Find the string "Choose" in the records. Copy every line it appears in.

Stored data:
--

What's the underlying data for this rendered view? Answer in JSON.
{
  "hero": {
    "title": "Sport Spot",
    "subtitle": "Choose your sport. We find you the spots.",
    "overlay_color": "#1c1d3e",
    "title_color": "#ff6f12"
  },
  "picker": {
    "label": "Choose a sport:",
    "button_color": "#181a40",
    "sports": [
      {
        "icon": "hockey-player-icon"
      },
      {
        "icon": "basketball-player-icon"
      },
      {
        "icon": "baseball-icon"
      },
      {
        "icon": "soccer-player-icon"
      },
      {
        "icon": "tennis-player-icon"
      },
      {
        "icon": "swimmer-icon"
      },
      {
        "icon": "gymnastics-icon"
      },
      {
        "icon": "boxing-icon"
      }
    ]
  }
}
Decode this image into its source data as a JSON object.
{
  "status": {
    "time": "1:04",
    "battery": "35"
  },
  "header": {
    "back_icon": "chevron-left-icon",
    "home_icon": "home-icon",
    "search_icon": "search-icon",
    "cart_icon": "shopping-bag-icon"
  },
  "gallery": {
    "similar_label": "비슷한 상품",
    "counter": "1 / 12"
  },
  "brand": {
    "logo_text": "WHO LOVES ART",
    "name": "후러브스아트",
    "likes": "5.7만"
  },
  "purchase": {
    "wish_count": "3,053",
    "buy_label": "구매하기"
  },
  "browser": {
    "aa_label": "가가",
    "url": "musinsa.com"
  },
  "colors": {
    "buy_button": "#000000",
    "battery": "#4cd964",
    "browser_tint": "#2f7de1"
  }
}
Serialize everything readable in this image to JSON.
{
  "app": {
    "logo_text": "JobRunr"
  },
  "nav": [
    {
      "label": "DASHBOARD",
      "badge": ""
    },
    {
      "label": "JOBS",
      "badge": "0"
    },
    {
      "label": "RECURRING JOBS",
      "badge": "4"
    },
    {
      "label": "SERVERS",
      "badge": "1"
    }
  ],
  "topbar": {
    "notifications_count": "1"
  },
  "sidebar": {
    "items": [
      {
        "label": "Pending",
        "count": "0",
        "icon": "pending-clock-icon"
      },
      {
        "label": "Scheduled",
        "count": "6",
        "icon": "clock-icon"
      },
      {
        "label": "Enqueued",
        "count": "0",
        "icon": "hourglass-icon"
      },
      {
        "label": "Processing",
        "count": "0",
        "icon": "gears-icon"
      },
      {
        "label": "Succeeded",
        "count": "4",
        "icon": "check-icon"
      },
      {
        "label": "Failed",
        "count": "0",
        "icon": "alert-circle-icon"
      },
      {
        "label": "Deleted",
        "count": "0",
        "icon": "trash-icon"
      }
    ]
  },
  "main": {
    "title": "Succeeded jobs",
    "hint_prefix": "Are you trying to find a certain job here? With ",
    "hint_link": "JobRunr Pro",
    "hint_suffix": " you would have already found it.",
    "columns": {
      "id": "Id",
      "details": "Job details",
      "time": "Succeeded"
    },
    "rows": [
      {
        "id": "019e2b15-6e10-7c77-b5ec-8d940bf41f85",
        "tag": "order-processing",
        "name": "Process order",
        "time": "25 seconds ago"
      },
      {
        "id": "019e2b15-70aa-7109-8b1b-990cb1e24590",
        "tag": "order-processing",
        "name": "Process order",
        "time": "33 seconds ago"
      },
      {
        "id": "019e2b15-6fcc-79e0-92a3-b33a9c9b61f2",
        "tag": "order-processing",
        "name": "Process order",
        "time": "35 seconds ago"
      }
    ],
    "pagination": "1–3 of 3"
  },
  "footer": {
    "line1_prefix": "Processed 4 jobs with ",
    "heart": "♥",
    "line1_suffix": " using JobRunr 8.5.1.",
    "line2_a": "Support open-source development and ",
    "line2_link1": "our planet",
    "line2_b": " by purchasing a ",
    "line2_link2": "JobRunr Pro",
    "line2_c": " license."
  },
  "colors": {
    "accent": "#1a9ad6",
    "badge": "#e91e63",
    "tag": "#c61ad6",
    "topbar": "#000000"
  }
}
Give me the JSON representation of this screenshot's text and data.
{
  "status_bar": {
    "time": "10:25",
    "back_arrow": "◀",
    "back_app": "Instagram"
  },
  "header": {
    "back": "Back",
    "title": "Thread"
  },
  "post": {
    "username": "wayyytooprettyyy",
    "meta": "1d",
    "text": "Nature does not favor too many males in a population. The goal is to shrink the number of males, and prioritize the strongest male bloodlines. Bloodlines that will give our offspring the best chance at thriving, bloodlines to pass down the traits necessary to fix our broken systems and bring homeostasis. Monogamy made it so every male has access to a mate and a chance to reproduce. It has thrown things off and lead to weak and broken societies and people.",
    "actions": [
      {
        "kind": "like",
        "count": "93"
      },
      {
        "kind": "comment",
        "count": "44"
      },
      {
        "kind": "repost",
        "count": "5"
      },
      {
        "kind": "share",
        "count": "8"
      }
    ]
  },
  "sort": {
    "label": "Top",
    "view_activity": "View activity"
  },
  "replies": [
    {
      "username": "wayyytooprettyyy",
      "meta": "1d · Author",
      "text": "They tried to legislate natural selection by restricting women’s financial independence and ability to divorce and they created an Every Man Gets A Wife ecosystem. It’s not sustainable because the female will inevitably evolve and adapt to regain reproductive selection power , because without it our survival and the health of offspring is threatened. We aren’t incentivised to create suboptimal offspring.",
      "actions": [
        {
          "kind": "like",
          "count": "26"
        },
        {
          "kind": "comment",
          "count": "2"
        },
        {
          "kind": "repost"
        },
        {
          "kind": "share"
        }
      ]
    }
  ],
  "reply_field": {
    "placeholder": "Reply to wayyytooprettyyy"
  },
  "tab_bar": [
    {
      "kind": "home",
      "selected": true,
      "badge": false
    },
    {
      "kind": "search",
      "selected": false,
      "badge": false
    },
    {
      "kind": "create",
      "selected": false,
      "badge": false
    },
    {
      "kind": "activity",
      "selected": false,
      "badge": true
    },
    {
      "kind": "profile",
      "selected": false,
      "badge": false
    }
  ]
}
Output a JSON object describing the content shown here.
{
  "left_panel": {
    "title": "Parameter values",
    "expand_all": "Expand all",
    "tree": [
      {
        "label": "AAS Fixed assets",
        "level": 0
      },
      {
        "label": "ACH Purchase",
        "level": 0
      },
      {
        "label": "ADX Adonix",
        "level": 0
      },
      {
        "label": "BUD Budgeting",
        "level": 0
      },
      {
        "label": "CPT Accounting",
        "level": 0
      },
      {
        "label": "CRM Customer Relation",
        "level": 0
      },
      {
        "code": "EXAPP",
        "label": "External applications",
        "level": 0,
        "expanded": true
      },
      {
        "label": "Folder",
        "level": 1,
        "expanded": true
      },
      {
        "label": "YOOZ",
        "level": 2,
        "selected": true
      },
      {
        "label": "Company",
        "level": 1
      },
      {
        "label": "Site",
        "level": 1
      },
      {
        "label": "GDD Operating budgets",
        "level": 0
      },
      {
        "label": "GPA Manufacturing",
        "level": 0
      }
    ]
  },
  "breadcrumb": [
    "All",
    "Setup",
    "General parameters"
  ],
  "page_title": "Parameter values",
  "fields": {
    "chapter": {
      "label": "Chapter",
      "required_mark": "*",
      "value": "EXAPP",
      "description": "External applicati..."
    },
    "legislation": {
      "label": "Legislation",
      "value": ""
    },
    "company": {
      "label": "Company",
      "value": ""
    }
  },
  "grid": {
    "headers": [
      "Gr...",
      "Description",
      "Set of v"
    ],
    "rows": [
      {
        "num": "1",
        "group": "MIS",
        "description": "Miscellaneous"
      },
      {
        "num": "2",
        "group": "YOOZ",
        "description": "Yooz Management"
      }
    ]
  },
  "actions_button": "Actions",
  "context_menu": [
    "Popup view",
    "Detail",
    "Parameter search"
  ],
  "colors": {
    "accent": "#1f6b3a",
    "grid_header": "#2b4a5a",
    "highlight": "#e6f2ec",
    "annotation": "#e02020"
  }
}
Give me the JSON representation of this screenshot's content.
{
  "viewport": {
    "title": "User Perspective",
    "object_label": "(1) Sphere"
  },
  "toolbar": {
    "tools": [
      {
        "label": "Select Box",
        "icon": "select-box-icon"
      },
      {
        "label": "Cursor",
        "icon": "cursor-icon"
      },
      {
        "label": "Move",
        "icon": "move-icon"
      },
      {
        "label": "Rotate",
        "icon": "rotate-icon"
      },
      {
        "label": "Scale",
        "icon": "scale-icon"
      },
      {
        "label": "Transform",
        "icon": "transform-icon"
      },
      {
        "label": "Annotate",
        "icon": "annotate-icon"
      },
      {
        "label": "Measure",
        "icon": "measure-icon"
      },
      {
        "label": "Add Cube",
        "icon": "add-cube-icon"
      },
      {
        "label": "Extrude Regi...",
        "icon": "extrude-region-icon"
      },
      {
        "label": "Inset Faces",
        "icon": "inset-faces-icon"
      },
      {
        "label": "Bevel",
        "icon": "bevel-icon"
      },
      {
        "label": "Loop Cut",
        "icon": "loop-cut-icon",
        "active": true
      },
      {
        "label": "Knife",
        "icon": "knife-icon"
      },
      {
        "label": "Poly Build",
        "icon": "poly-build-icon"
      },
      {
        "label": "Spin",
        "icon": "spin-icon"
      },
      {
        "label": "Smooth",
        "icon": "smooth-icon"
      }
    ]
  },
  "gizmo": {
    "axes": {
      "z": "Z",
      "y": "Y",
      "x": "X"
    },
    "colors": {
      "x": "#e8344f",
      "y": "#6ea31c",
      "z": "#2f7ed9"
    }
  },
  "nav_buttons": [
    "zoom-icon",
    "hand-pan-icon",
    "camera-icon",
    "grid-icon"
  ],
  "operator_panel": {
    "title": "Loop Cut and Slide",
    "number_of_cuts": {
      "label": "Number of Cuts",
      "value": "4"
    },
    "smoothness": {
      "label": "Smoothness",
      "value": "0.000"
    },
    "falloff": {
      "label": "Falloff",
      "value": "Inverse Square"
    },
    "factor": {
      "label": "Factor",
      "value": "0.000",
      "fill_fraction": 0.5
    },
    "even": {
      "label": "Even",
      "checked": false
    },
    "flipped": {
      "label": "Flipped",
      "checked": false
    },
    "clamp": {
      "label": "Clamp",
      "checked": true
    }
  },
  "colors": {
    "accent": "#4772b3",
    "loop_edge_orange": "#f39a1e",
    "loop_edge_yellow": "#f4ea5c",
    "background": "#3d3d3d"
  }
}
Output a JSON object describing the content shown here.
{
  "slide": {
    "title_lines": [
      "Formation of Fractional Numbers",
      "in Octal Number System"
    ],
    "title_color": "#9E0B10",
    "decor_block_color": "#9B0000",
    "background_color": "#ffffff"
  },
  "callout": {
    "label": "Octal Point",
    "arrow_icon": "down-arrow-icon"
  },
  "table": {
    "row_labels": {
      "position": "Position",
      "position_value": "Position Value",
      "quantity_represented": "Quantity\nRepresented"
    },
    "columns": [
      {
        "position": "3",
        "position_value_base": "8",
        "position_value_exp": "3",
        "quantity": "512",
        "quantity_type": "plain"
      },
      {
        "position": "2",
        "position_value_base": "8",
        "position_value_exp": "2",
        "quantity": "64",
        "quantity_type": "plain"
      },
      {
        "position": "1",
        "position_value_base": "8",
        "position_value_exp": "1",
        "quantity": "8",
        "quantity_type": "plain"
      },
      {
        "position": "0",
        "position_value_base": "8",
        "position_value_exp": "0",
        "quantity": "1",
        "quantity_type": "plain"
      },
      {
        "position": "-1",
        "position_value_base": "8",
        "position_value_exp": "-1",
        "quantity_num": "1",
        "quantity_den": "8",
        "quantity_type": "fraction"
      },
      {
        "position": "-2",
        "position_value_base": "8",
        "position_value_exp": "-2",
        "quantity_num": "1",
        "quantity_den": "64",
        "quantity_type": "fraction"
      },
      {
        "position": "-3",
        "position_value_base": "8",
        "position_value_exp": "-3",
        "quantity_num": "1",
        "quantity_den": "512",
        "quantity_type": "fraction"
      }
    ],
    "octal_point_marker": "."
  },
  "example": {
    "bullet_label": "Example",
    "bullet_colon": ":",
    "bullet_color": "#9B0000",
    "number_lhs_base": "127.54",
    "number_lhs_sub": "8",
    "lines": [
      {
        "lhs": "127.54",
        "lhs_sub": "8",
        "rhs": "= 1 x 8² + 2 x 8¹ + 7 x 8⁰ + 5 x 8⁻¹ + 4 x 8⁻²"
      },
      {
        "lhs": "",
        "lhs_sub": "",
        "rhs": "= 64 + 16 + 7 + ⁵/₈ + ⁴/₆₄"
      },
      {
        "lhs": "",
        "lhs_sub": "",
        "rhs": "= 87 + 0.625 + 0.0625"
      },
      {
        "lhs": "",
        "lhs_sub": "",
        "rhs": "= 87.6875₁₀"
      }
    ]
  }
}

--

SOLUTION TO THE PROBLEM:
    "subtitle": "Choose your sport. We find you the spots.",
    "label": "Choose a sport:",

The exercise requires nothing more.